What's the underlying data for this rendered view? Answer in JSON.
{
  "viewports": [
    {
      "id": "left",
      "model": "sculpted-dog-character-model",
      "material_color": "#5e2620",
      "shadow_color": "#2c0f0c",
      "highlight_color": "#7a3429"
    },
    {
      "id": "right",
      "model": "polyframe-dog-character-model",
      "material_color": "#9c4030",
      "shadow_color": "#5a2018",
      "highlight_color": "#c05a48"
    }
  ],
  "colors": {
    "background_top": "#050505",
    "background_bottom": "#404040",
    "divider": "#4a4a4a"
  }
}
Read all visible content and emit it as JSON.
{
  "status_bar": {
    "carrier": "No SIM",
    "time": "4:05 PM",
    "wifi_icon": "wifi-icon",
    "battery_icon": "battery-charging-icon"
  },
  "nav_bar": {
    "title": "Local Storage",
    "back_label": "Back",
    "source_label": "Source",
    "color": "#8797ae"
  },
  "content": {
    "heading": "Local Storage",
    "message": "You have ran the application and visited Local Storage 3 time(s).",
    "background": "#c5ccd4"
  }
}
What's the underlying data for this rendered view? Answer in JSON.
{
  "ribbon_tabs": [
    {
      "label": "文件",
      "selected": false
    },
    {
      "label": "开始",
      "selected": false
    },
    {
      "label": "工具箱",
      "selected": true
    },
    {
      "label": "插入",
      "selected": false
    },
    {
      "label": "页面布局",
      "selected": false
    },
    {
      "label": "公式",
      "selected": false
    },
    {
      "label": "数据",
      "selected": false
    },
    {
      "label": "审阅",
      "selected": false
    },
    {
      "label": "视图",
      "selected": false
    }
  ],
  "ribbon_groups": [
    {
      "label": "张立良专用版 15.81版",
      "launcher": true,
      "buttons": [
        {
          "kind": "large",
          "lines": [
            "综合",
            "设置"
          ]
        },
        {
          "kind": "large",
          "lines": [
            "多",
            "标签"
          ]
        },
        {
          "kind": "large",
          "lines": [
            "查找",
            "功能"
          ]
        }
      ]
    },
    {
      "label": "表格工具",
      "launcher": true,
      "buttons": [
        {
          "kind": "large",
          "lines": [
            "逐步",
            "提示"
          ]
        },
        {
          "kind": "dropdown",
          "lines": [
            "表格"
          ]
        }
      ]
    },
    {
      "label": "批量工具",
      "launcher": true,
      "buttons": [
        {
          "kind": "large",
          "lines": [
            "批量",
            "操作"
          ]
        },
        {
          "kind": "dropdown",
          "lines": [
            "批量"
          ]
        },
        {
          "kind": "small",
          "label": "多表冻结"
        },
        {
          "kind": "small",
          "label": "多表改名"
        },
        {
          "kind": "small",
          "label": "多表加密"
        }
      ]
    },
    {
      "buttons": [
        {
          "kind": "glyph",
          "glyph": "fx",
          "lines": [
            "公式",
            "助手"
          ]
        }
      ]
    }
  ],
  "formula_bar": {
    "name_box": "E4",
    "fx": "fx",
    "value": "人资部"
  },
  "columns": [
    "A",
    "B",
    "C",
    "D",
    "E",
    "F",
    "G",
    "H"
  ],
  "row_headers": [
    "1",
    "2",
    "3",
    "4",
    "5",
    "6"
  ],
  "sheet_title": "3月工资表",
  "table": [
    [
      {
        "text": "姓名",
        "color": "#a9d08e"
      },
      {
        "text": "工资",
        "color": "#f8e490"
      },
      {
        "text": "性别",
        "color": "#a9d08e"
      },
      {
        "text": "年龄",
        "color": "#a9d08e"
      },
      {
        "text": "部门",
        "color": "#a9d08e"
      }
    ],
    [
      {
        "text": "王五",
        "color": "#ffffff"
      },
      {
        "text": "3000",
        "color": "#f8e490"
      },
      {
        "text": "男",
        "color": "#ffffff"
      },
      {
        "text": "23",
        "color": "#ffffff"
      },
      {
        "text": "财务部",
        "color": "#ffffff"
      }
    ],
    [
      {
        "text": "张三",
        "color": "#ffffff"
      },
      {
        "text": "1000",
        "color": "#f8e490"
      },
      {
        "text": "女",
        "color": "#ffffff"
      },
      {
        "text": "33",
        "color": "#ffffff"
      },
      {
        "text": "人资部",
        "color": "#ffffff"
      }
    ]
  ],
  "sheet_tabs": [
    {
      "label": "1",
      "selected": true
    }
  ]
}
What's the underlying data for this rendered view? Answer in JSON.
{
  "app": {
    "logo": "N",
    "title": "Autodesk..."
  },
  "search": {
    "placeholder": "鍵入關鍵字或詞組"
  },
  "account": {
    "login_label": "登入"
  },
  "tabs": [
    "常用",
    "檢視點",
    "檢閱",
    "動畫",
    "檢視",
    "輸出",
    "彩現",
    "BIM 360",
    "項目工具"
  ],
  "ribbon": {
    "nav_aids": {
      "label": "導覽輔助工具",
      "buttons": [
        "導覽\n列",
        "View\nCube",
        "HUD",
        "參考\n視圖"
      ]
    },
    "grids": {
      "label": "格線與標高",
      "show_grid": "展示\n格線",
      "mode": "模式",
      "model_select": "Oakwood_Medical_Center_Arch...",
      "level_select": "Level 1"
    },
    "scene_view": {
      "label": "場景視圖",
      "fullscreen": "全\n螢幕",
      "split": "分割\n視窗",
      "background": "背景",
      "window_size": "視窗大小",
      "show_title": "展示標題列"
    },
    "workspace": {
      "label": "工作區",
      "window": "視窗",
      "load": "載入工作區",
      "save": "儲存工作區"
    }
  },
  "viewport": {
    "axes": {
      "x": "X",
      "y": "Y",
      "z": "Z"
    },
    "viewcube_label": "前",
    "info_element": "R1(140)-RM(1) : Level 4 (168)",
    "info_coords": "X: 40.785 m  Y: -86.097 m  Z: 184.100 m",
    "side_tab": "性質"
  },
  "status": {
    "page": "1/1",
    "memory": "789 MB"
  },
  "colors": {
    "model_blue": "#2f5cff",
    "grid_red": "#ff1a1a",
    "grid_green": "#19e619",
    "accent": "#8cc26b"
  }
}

=======

» **EXERCISE BRIEF**
Copy all the lines, exactly.

» **EXPECTED ANSWER**
What's the underlying data for this rendered view? Answer in JSON.
{
  "viewports": [
    {
      "id": "left",
      "model": "sculpted-dog-character-model",
      "material_color": "#5e2620",
      "shadow_color": "#2c0f0c",
      "highlight_color": "#7a3429"
    },
    {
      "id": "right",
      "model": "polyframe-dog-character-model",
      "material_color": "#9c4030",
      "shadow_color": "#5a2018",
      "highlight_color": "#c05a48"
    }
  ],
  "colors": {
    "background_top": "#050505",
    "background_bottom": "#404040",
    "divider": "#4a4a4a"
  }
}
Read all visible content and emit it as JSON.
{
  "status_bar": {
    "carrier": "No SIM",
    "time": "4:05 PM",
    "wifi_icon": "wifi-icon",
    "battery_icon": "battery-charging-icon"
  },
  "nav_bar": {
    "title": "Local Storage",
    "back_label": "Back",
    "source_label": "Source",
    "color": "#8797ae"
  },
  "content": {
    "heading": "Local Storage",
    "message": "You have ran the application and visited Local Storage 3 time(s).",
    "background": "#c5ccd4"
  }
}
What's the underlying data for this rendered view? Answer in JSON.
{
  "ribbon_tabs": [
    {
      "label": "文件",
      "selected": false
    },
    {
      "label": "开始",
      "selected": false
    },
    {
      "label": "工具箱",
      "selected": true
    },
    {
      "label": "插入",
      "selected": false
    },
    {
      "label": "页面布局",
      "selected": false
    },
    {
      "label": "公式",
      "selected": false
    },
    {
      "label": "数据",
      "selected": false
    },
    {
      "label": "审阅",
      "selected": false
    },
    {
      "label": "视图",
      "selected": false
    }
  ],
  "ribbon_groups": [
    {
      "label": "张立良专用版 15.81版",
      "launcher": true,
      "buttons": [
        {
          "kind": "large",
          "lines": [
            "综合",
            "设置"
          ]
        },
        {
          "kind": "large",
          "lines": [
            "多",
            "标签"
          ]
        },
        {
          "kind": "large",
          "lines": [
            "查找",
            "功能"
          ]
        }
      ]
    },
    {
      "label": "表格工具",
      "launcher": true,
      "buttons": [
        {
          "kind": "large",
          "lines": [
            "逐步",
            "提示"
          ]
        },
        {
          "kind": "dropdown",
          "lines": [
            "表格"
          ]
        }
      ]
    },
    {
      "label": "批量工具",
      "launcher": true,
      "buttons": [
        {
          "kind": "large",
          "lines": [
            "批量",
            "操作"
          ]
        },
        {
          "kind": "dropdown",
          "lines": [
            "批量"
          ]
        },
        {
          "kind": "small",
          "label": "多表冻结"
        },
        {
          "kind": "small",
          "label": "多表改名"
        },
        {
          "kind": "small",
          "label": "多表加密"
        }
      ]
    },
    {
      "buttons": [
        {
          "kind": "glyph",
          "glyph": "fx",
          "lines": [
            "公式",
            "助手"
          ]
        }
      ]
    }
  ],
  "formula_bar": {
    "name_box": "E4",
    "fx": "fx",
    "value": "人资部"
  },
  "columns": [
    "A",
    "B",
    "C",
    "D",
    "E",
    "F",
    "G",
    "H"
  ],
  "row_headers": [
    "1",
    "2",
    "3",
    "4",
    "5",
    "6"
  ],
  "sheet_title": "3月工资表",
  "table": [
    [
      {
        "text": "姓名",
        "color": "#a9d08e"
      },
      {
        "text": "工资",
        "color": "#f8e490"
      },
      {
        "text": "性别",
        "color": "#a9d08e"
      },
      {
        "text": "年龄",
        "color": "#a9d08e"
      },
      {
        "text": "部门",
        "color": "#a9d08e"
      }
    ],
    [
      {
        "text": "王五",
        "color": "#ffffff"
      },
      {
        "text": "3000",
        "color": "#f8e490"
      },
      {
        "text": "男",
        "color": "#ffffff"
      },
      {
        "text": "23",
        "color": "#ffffff"
      },
      {
        "text": "财务部",
        "color": "#ffffff"
      }
    ],
    [
      {
        "text": "张三",
        "color": "#ffffff"
      },
      {
        "text": "1000",
        "color": "#f8e490"
      },
      {
        "text": "女",
        "color": "#ffffff"
      },
      {
        "text": "33",
        "color": "#ffffff"
      },
      {
        "text": "人资部",
        "color": "#ffffff"
      }
    ]
  ],
  "sheet_tabs": [
    {
      "label": "1",
      "selected": true
    }
  ]
}
What's the underlying data for this rendered view? Answer in JSON.
{
  "app": {
    "logo": "N",
    "title": "Autodesk..."
  },
  "search": {
    "placeholder": "鍵入關鍵字或詞組"
  },
  "account": {
    "login_label": "登入"
  },
  "tabs": [
    "常用",
    "檢視點",
    "檢閱",
    "動畫",
    "檢視",
    "輸出",
    "彩現",
    "BIM 360",
    "項目工具"
  ],
  "ribbon": {
    "nav_aids": {
      "label": "導覽輔助工具",
      "buttons": [
        "導覽\n列",
        "View\nCube",
        "HUD",
        "參考\n視圖"
      ]
    },
    "grids": {
      "label": "格線與標高",
      "show_grid": "展示\n格線",
      "mode": "模式",
      "model_select": "Oakwood_Medical_Center_Arch...",
      "level_select": "Level 1"
    },
    "scene_view": {
      "label": "場景視圖",
      "fullscreen": "全\n螢幕",
      "split": "分割\n視窗",
      "background": "背景",
      "window_size": "視窗大小",
      "show_title": "展示標題列"
    },
    "workspace": {
      "label": "工作區",
      "window": "視窗",
      "load": "載入工作區",
      "save": "儲存工作區"
    }
  },
  "viewport": {
    "axes": {
      "x": "X",
      "y": "Y",
      "z": "Z"
    },
    "viewcube_label": "前",
    "info_element": "R1(140)-RM(1) : Level 4 (168)",
    "info_coords": "X: 40.785 m  Y: -86.097 m  Z: 184.100 m",
    "side_tab": "性質"
  },
  "status": {
    "page": "1/1",
    "memory": "789 MB"
  },
  "colors": {
    "model_blue": "#2f5cff",
    "grid_red": "#ff1a1a",
    "grid_green": "#19e619",
    "accent": "#8cc26b"
  }
}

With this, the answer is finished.